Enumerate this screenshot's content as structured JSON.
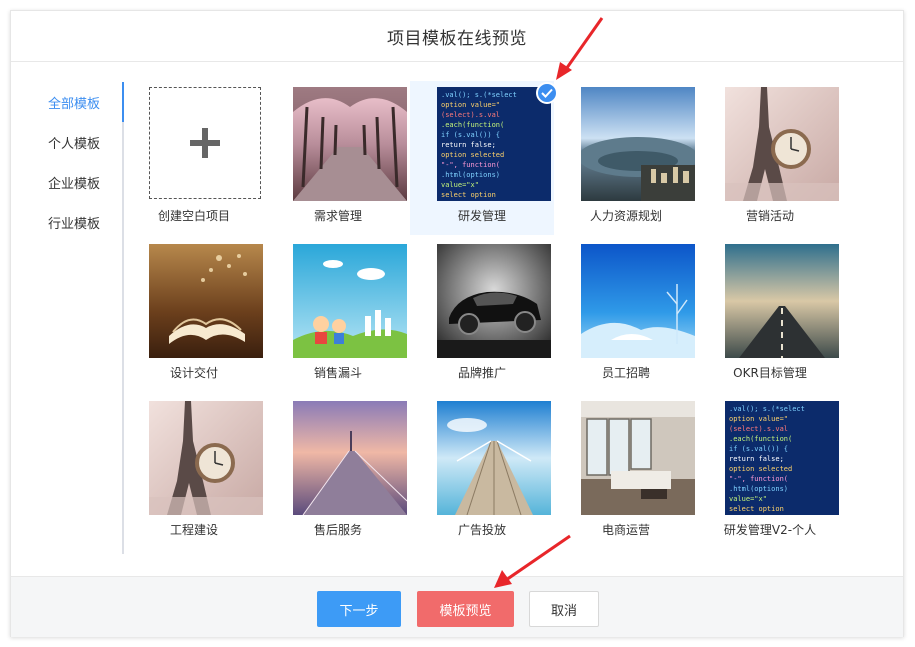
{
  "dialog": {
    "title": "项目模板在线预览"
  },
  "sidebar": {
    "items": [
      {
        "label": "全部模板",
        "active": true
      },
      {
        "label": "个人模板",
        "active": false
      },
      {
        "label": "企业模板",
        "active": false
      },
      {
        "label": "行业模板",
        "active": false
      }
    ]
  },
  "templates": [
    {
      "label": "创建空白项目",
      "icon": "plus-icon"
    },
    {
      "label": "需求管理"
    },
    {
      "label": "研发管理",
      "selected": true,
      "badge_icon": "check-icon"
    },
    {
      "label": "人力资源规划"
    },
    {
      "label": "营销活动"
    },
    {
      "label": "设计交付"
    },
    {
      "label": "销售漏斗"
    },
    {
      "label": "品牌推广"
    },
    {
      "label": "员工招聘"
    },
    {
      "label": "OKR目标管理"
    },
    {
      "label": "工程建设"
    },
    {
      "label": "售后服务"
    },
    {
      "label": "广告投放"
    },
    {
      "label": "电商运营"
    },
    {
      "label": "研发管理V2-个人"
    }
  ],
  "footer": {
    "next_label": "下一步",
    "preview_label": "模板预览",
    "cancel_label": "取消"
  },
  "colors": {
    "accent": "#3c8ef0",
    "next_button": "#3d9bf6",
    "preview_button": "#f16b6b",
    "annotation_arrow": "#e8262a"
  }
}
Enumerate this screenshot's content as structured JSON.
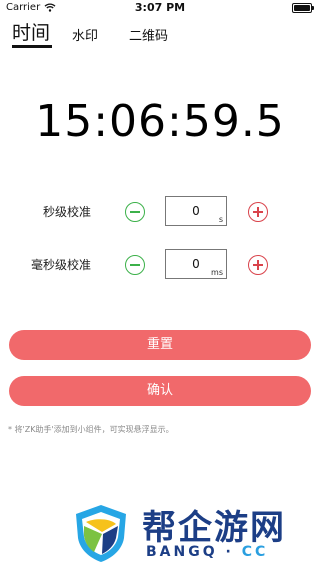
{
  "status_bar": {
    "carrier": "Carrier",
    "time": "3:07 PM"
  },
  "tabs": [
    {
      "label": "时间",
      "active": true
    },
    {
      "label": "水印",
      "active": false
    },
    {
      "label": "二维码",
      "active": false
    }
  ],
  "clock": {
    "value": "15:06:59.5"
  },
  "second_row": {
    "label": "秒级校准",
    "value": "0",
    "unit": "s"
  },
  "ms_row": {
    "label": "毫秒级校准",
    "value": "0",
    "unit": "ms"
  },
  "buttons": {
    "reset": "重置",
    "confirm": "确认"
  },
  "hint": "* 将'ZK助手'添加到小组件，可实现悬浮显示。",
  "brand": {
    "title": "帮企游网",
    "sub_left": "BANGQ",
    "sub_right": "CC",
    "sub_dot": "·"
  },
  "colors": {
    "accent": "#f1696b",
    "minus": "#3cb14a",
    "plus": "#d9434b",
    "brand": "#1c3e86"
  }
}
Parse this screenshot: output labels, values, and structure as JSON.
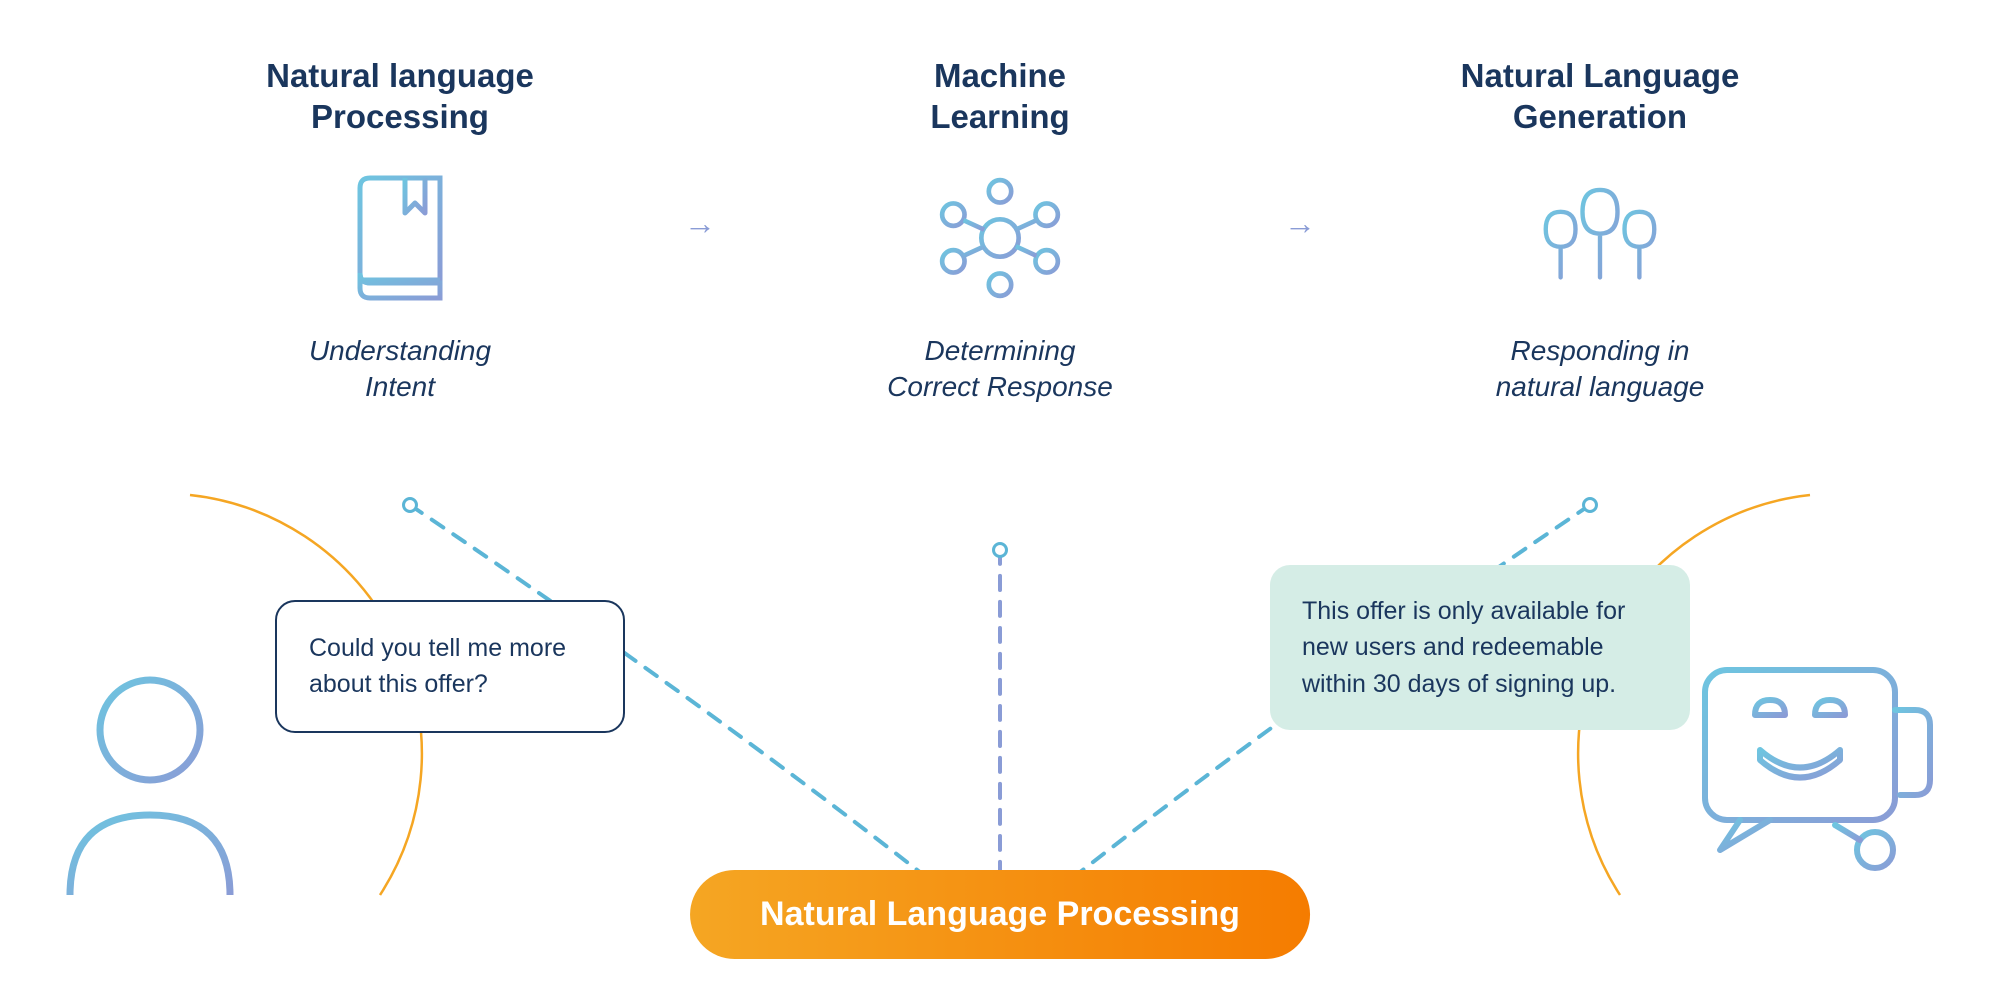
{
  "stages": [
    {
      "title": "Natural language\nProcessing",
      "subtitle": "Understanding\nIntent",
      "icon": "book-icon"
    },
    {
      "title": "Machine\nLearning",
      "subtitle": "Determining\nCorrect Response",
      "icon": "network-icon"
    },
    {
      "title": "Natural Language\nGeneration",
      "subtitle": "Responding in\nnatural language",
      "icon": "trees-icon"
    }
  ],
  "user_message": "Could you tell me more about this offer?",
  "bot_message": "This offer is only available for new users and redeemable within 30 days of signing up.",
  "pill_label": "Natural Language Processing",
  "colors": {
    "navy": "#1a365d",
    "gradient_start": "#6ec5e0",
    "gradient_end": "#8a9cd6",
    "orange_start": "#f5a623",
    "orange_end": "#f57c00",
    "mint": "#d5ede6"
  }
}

*Exercise instructions*
Every entry must be written out exactly, with all pictures left out.

*Written answer*
Enumerate this screenshot's content as structured JSON.
{
  "dialog": {
    "title": "项目模板在线预览"
  },
  "sidebar": {
    "items": [
      {
        "label": "全部模板",
        "active": true
      },
      {
        "label": "个人模板",
        "active": false
      },
      {
        "label": "企业模板",
        "active": false
      },
      {
        "label": "行业模板",
        "active": false
      }
    ]
  },
  "templates": [
    {
      "label": "创建空白项目",
      "icon": "plus-icon"
    },
    {
      "label": "需求管理"
    },
    {
      "label": "研发管理",
      "selected": true,
      "badge_icon": "check-icon"
    },
    {
      "label": "人力资源规划"
    },
    {
      "label": "营销活动"
    },
    {
      "label": "设计交付"
    },
    {
      "label": "销售漏斗"
    },
    {
      "label": "品牌推广"
    },
    {
      "label": "员工招聘"
    },
    {
      "label": "OKR目标管理"
    },
    {
      "label": "工程建设"
    },
    {
      "label": "售后服务"
    },
    {
      "label": "广告投放"
    },
    {
      "label": "电商运营"
    },
    {
      "label": "研发管理V2-个人"
    }
  ],
  "footer": {
    "next_label": "下一步",
    "preview_label": "模板预览",
    "cancel_label": "取消"
  },
  "colors": {
    "accent": "#3c8ef0",
    "next_button": "#3d9bf6",
    "preview_button": "#f16b6b",
    "annotation_arrow": "#e8262a"
  }
}
Enumerate this screenshot's content as structured JSON.
{
  "status_bar": {
    "carrier": "Carrier",
    "time": "3:07 PM"
  },
  "tabs": [
    {
      "label": "时间",
      "active": true
    },
    {
      "label": "水印",
      "active": false
    },
    {
      "label": "二维码",
      "active": false
    }
  ],
  "clock": {
    "value": "15:06:59.5"
  },
  "second_row": {
    "label": "秒级校准",
    "value": "0",
    "unit": "s"
  },
  "ms_row": {
    "label": "毫秒级校准",
    "value": "0",
    "unit": "ms"
  },
  "buttons": {
    "reset": "重置",
    "confirm": "确认"
  },
  "hint": "* 将'ZK助手'添加到小组件，可实现悬浮显示。",
  "brand": {
    "title": "帮企游网",
    "sub_left": "BANGQ",
    "sub_right": "CC",
    "sub_dot": "·"
  },
  "colors": {
    "accent": "#f1696b",
    "minus": "#3cb14a",
    "plus": "#d9434b",
    "brand": "#1c3e86"
  }
}
Parse this screenshot: output labels, values, and structure as JSON.
{
  "stages": [
    {
      "title": "Natural language\nProcessing",
      "subtitle": "Understanding\nIntent",
      "icon": "book-icon"
    },
    {
      "title": "Machine\nLearning",
      "subtitle": "Determining\nCorrect Response",
      "icon": "network-icon"
    },
    {
      "title": "Natural Language\nGeneration",
      "subtitle": "Responding in\nnatural language",
      "icon": "trees-icon"
    }
  ],
  "user_message": "Could you tell me more about this offer?",
  "bot_message": "This offer is only available for new users and redeemable within 30 days of signing up.",
  "pill_label": "Natural Language Processing",
  "colors": {
    "navy": "#1a365d",
    "gradient_start": "#6ec5e0",
    "gradient_end": "#8a9cd6",
    "orange_start": "#f5a623",
    "orange_end": "#f57c00",
    "mint": "#d5ede6"
  }
}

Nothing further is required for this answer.